WHAT IS NEEDED —
Quote the whole listing word for word, please.

MATERIAL PROVIDED —

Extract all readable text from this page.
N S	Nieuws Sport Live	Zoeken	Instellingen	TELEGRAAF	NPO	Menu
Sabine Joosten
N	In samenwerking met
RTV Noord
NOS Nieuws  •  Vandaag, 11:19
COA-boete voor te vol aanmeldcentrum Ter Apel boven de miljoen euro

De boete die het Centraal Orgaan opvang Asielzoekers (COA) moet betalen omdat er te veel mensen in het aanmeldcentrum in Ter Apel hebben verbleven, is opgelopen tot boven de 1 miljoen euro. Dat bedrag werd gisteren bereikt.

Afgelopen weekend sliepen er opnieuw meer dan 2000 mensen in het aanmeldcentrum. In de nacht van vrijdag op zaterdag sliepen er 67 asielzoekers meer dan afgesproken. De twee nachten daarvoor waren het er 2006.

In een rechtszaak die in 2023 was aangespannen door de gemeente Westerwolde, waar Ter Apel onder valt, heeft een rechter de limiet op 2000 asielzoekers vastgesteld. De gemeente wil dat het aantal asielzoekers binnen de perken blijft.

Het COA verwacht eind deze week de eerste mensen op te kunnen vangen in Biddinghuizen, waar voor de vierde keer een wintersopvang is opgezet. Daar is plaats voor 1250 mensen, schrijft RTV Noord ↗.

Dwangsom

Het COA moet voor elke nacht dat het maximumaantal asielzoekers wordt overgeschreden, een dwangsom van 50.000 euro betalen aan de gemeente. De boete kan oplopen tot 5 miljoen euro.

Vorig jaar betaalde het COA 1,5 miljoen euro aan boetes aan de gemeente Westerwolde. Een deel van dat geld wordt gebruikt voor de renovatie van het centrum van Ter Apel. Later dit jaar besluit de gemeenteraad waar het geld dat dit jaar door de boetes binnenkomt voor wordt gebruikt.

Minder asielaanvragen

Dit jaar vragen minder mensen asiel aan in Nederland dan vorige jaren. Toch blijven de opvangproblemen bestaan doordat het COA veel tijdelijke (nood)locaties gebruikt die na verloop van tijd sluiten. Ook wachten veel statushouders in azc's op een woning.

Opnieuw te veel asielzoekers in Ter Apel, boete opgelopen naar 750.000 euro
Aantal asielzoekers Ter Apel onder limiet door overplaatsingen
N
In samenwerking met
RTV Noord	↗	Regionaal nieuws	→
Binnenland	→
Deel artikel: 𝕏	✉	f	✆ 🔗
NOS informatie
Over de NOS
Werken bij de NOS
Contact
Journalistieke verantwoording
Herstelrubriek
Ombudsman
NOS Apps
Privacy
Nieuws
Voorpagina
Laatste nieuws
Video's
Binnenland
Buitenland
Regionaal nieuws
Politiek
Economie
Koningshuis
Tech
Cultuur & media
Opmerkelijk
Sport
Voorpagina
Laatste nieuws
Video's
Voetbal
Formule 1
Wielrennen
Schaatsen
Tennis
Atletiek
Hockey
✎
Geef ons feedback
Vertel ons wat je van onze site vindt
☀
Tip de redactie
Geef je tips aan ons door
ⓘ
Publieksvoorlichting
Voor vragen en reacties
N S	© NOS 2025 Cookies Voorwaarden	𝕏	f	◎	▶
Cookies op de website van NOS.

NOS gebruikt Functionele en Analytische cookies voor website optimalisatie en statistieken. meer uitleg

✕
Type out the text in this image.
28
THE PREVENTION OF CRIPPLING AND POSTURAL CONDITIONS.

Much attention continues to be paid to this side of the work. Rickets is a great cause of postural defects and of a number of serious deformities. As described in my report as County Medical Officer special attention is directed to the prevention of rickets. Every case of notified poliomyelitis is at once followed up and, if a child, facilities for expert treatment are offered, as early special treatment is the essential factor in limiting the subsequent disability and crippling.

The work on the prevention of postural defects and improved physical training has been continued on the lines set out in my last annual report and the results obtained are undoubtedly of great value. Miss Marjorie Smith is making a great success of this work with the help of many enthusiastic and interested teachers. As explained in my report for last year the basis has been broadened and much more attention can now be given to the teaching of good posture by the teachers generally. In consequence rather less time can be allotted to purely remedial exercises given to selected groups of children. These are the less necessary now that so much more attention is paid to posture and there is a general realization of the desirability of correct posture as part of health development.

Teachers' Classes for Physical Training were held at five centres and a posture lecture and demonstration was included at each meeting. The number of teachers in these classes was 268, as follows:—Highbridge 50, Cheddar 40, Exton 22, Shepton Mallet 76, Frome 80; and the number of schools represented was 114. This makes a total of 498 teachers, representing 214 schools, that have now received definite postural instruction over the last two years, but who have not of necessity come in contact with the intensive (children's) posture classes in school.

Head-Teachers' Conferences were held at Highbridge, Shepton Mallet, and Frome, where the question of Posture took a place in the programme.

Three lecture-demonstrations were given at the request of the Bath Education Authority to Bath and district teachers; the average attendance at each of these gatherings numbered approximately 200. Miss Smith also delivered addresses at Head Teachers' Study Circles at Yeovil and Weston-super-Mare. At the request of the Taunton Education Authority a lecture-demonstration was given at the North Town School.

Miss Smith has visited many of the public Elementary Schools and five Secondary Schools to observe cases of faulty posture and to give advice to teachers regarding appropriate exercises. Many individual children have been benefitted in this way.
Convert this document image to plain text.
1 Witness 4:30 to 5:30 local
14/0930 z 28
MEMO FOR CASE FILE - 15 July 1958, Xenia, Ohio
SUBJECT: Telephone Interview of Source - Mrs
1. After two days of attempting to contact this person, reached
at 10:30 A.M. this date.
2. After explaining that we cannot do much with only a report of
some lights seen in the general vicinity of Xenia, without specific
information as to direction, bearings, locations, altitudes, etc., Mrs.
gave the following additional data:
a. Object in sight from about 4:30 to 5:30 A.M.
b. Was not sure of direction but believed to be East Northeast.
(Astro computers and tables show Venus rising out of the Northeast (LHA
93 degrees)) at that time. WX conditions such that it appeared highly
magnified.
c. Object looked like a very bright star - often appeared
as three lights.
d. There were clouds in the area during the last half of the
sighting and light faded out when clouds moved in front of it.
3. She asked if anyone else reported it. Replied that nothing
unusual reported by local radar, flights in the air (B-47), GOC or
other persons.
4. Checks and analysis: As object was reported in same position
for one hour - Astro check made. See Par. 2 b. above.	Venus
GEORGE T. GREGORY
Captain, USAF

FINAL RESULT —
Extract all readable text from this page.
N S	Nieuws Sport Live	Zoeken	Instellingen	TELEGRAAF	NPO	Menu
Sabine Joosten
N	In samenwerking met
RTV Noord
NOS Nieuws  •  Vandaag, 11:19
COA-boete voor te vol aanmeldcentrum Ter Apel boven de miljoen euro

De boete die het Centraal Orgaan opvang Asielzoekers (COA) moet betalen omdat er te veel mensen in het aanmeldcentrum in Ter Apel hebben verbleven, is opgelopen tot boven de 1 miljoen euro. Dat bedrag werd gisteren bereikt.

Afgelopen weekend sliepen er opnieuw meer dan 2000 mensen in het aanmeldcentrum. In de nacht van vrijdag op zaterdag sliepen er 67 asielzoekers meer dan afgesproken. De twee nachten daarvoor waren het er 2006.

In een rechtszaak die in 2023 was aangespannen door de gemeente Westerwolde, waar Ter Apel onder valt, heeft een rechter de limiet op 2000 asielzoekers vastgesteld. De gemeente wil dat het aantal asielzoekers binnen de perken blijft.

Het COA verwacht eind deze week de eerste mensen op te kunnen vangen in Biddinghuizen, waar voor de vierde keer een wintersopvang is opgezet. Daar is plaats voor 1250 mensen, schrijft RTV Noord ↗.

Dwangsom

Het COA moet voor elke nacht dat het maximumaantal asielzoekers wordt overgeschreden, een dwangsom van 50.000 euro betalen aan de gemeente. De boete kan oplopen tot 5 miljoen euro.

Vorig jaar betaalde het COA 1,5 miljoen euro aan boetes aan de gemeente Westerwolde. Een deel van dat geld wordt gebruikt voor de renovatie van het centrum van Ter Apel. Later dit jaar besluit de gemeenteraad waar het geld dat dit jaar door de boetes binnenkomt voor wordt gebruikt.

Minder asielaanvragen

Dit jaar vragen minder mensen asiel aan in Nederland dan vorige jaren. Toch blijven de opvangproblemen bestaan doordat het COA veel tijdelijke (nood)locaties gebruikt die na verloop van tijd sluiten. Ook wachten veel statushouders in azc's op een woning.

Opnieuw te veel asielzoekers in Ter Apel, boete opgelopen naar 750.000 euro
Aantal asielzoekers Ter Apel onder limiet door overplaatsingen
N
In samenwerking met
RTV Noord	↗	Regionaal nieuws	→
Binnenland	→
Deel artikel: 𝕏	✉	f	✆ 🔗
NOS informatie
Over de NOS
Werken bij de NOS
Contact
Journalistieke verantwoording
Herstelrubriek
Ombudsman
NOS Apps
Privacy
Nieuws
Voorpagina
Laatste nieuws
Video's
Binnenland
Buitenland
Regionaal nieuws
Politiek
Economie
Koningshuis
Tech
Cultuur & media
Opmerkelijk
Sport
Voorpagina
Laatste nieuws
Video's
Voetbal
Formule 1
Wielrennen
Schaatsen
Tennis
Atletiek
Hockey
✎
Geef ons feedback
Vertel ons wat je van onze site vindt
☀
Tip de redactie
Geef je tips aan ons door
ⓘ
Publieksvoorlichting
Voor vragen en reacties
N S	© NOS 2025 Cookies Voorwaarden	𝕏	f	◎	▶
Cookies op de website van NOS.

NOS gebruikt Functionele en Analytische cookies voor website optimalisatie en statistieken. meer uitleg

✕
Type out the text in this image.
28
THE PREVENTION OF CRIPPLING AND POSTURAL CONDITIONS.

Much attention continues to be paid to this side of the work. Rickets is a great cause of postural defects and of a number of serious deformities. As described in my report as County Medical Officer special attention is directed to the prevention of rickets. Every case of notified poliomyelitis is at once followed up and, if a child, facilities for expert treatment are offered, as early special treatment is the essential factor in limiting the subsequent disability and crippling.

The work on the prevention of postural defects and improved physical training has been continued on the lines set out in my last annual report and the results obtained are undoubtedly of great value. Miss Marjorie Smith is making a great success of this work with the help of many enthusiastic and interested teachers. As explained in my report for last year the basis has been broadened and much more attention can now be given to the teaching of good posture by the teachers generally. In consequence rather less time can be allotted to purely remedial exercises given to selected groups of children. These are the less necessary now that so much more attention is paid to posture and there is a general realization of the desirability of correct posture as part of health development.

Teachers' Classes for Physical Training were held at five centres and a posture lecture and demonstration was included at each meeting. The number of teachers in these classes was 268, as follows:—Highbridge 50, Cheddar 40, Exton 22, Shepton Mallet 76, Frome 80; and the number of schools represented was 114. This makes a total of 498 teachers, representing 214 schools, that have now received definite postural instruction over the last two years, but who have not of necessity come in contact with the intensive (children's) posture classes in school.

Head-Teachers' Conferences were held at Highbridge, Shepton Mallet, and Frome, where the question of Posture took a place in the programme.

Three lecture-demonstrations were given at the request of the Bath Education Authority to Bath and district teachers; the average attendance at each of these gatherings numbered approximately 200. Miss Smith also delivered addresses at Head Teachers' Study Circles at Yeovil and Weston-super-Mare. At the request of the Taunton Education Authority a lecture-demonstration was given at the North Town School.

Miss Smith has visited many of the public Elementary Schools and five Secondary Schools to observe cases of faulty posture and to give advice to teachers regarding appropriate exercises. Many individual children have been benefitted in this way.
Convert this document image to plain text.
1 Witness 4:30 to 5:30 local
14/0930 z 28
MEMO FOR CASE FILE - 15 July 1958, Xenia, Ohio
SUBJECT: Telephone Interview of Source - Mrs
1. After two days of attempting to contact this person, reached
at 10:30 A.M. this date.
2. After explaining that we cannot do much with only a report of
some lights seen in the general vicinity of Xenia, without specific
information as to direction, bearings, locations, altitudes, etc., Mrs.
gave the following additional data:
a. Object in sight from about 4:30 to 5:30 A.M.
b. Was not sure of direction but believed to be East Northeast.
(Astro computers and tables show Venus rising out of the Northeast (LHA
93 degrees)) at that time. WX conditions such that it appeared highly
magnified.
c. Object looked like a very bright star - often appeared
as three lights.
d. There were clouds in the area during the last half of the
sighting and light faded out when clouds moved in front of it.
3. She asked if anyone else reported it. Replied that nothing
unusual reported by local radar, flights in the air (B-47), GOC or
other persons.
4. Checks and analysis: As object was reported in same position
for one hour - Astro check made. See Par. 2 b. above.	Venus
GEORGE T. GREGORY
Captain, USAF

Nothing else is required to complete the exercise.